• **Directive**
Write the entries below out again exactly; any picture in them stays out.

━━ Source material

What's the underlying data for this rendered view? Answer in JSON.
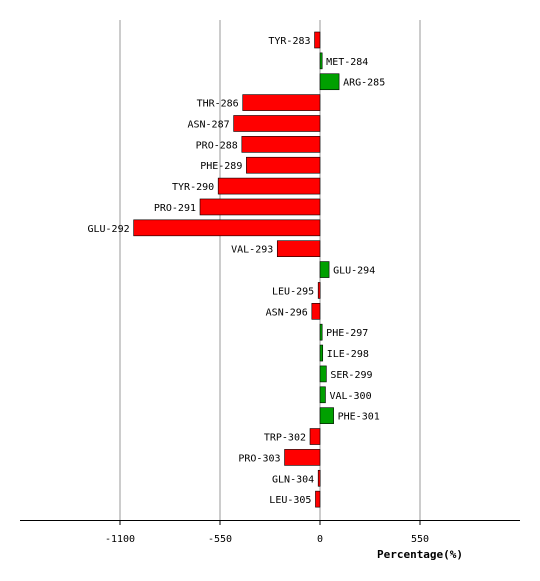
{
  "chart_data": {
    "type": "bar",
    "orientation": "horizontal",
    "xlabel": "Percentage(%)",
    "xlim": [
      -1650,
      1100
    ],
    "xticks": [
      -1100,
      -550,
      0,
      550
    ],
    "xtick_labels": [
      "-1100",
      "-550",
      "0",
      "550"
    ],
    "grid": "vertical",
    "legend": "none",
    "colors": {
      "negative": "#ff0000",
      "positive": "#00a000",
      "border": "#000000",
      "grid": "#999999"
    },
    "categories": [
      "TYR-283",
      "MET-284",
      "ARG-285",
      "THR-286",
      "ASN-287",
      "PRO-288",
      "PHE-289",
      "TYR-290",
      "PRO-291",
      "GLU-292",
      "VAL-293",
      "GLU-294",
      "LEU-295",
      "ASN-296",
      "PHE-297",
      "ILE-298",
      "SER-299",
      "VAL-300",
      "PHE-301",
      "TRP-302",
      "PRO-303",
      "GLN-304",
      "LEU-305"
    ],
    "values": [
      -30,
      12,
      105,
      -425,
      -475,
      -430,
      -405,
      -560,
      -660,
      -1025,
      -235,
      50,
      -10,
      -45,
      12,
      15,
      35,
      30,
      75,
      -55,
      -195,
      -10,
      -25
    ]
  }
}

━━━━

• **The completed task**
What's the underlying data for this rendered view? Answer in JSON.
{
  "chart_data": {
    "type": "bar",
    "orientation": "horizontal",
    "xlabel": "Percentage(%)",
    "xlim": [
      -1650,
      1100
    ],
    "xticks": [
      -1100,
      -550,
      0,
      550
    ],
    "xtick_labels": [
      "-1100",
      "-550",
      "0",
      "550"
    ],
    "grid": "vertical",
    "legend": "none",
    "colors": {
      "negative": "#ff0000",
      "positive": "#00a000",
      "border": "#000000",
      "grid": "#999999"
    },
    "categories": [
      "TYR-283",
      "MET-284",
      "ARG-285",
      "THR-286",
      "ASN-287",
      "PRO-288",
      "PHE-289",
      "TYR-290",
      "PRO-291",
      "GLU-292",
      "VAL-293",
      "GLU-294",
      "LEU-295",
      "ASN-296",
      "PHE-297",
      "ILE-298",
      "SER-299",
      "VAL-300",
      "PHE-301",
      "TRP-302",
      "PRO-303",
      "GLN-304",
      "LEU-305"
    ],
    "values": [
      -30,
      12,
      105,
      -425,
      -475,
      -430,
      -405,
      -560,
      -660,
      -1025,
      -235,
      50,
      -10,
      -45,
      12,
      15,
      35,
      30,
      75,
      -55,
      -195,
      -10,
      -25
    ]
  }
}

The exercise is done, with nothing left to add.